_PASSAGE SHOWN_:
+-------+

Organizations contracting with private payers will have more wiggle room, he said. After examining the terms of a value-based care contract, healthcare organizations can negotiate room for reimbursement for connected health tools.
“The key is to look at which program you’re in and figure out where the wiggle room is, and then you can drive a wedge in there to really innovate,” Fisher said. “And if you’re finding that there are barriers to where you really want to go, that’s an advocacy opportunity.”
Healthcare policy also needs to recognize that organizations are integrating these technologies into their value-based care initiatives.
Nemours and Boston Children’s both work to acknowledge the social determinants of health when deploying their patient engagement technologies.
While both organizations find that most of their patients, even those who are low income, have access to smartphones and internet connection, there are other considerations they need to make.
“We have an ACO patient family advisory board, we have a primary care family advisory board, so we also went to them and kind of listened to what the concerns were,” Meyers said, explaining that PACs offered recommendations for introducing technology to certain populations.
Those advisory councils found that offices with large populations that might not have high English language proficiency – one of their clinics is 60 percent Spanish-speaking – might need different technology education opportunities.
“We have noticed that it requires a little bit more guidance, so we do have tutorial videos that are playing in our waiting rooms and everything,” Meyers explained. “But the technology was there. It was very much more of the education piece of, ‘I don’t know if this is private. I don’t know if I would choose that.’”
Additionally, Meyers and her team found that some patient populations may not be able to keep up with the technology updates that their apps require. So while most of their patients have access to a smartphone, the smartphone might not have the storage or the software that apps require.
Nemours encountered similar situations and adjusted their app innovation to accommodate those needs, Altieri said.
The hospital system also found some regulatory restrictions when introducing technology to populations experiencing some socioeconomic challenges.
“But from a legal perspective, we were trying to figure out if in fact we could be providing devices to families,” Altieri noted.
But due to beneficiary inducement laws, organizations can’t do that. While Nemours may simply be trying to implement a technology program to address the social determinants of health, legal restrictions apply, Fisher explained.

+-------+

_MATERIAL SHOWN_:
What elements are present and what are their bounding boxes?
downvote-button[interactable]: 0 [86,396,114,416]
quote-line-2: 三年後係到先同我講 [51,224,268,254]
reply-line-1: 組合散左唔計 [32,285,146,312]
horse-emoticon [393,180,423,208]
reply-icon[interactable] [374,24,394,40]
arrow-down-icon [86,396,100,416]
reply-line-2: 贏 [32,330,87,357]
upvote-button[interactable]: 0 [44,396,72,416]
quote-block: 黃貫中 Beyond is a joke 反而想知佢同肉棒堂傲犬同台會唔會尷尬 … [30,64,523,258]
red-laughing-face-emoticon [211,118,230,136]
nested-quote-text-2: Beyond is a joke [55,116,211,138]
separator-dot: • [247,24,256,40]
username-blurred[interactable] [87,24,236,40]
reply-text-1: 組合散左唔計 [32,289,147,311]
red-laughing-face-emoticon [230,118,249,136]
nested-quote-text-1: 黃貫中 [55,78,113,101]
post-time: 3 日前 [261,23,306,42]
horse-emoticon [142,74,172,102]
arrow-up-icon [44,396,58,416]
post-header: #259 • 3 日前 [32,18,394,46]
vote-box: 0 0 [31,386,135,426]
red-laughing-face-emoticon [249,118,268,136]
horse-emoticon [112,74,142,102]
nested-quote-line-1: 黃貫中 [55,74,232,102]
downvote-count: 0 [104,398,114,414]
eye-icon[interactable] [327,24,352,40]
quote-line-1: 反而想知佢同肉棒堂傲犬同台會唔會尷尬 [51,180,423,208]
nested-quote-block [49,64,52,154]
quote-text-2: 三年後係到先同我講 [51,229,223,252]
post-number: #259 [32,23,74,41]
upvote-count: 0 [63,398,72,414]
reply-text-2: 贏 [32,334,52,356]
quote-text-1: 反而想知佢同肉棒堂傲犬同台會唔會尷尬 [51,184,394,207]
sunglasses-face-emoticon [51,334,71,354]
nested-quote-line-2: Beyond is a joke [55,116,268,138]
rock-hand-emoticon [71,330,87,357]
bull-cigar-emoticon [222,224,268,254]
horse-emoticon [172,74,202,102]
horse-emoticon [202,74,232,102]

+-------+

_PROBLEM STATEMENT_:
Reproduce verbatim everything in the passage on value-based care and patient technology from "But due to beneficiary" down to "apply, Fisher explained.".

_ANSWER TO THIS EXERCISE_:
But due to beneficiary inducement laws, organizations can’t do that. While Nemours may simply be trying to implement a technology program to address the social determinants of health, legal restrictions apply, Fisher explained.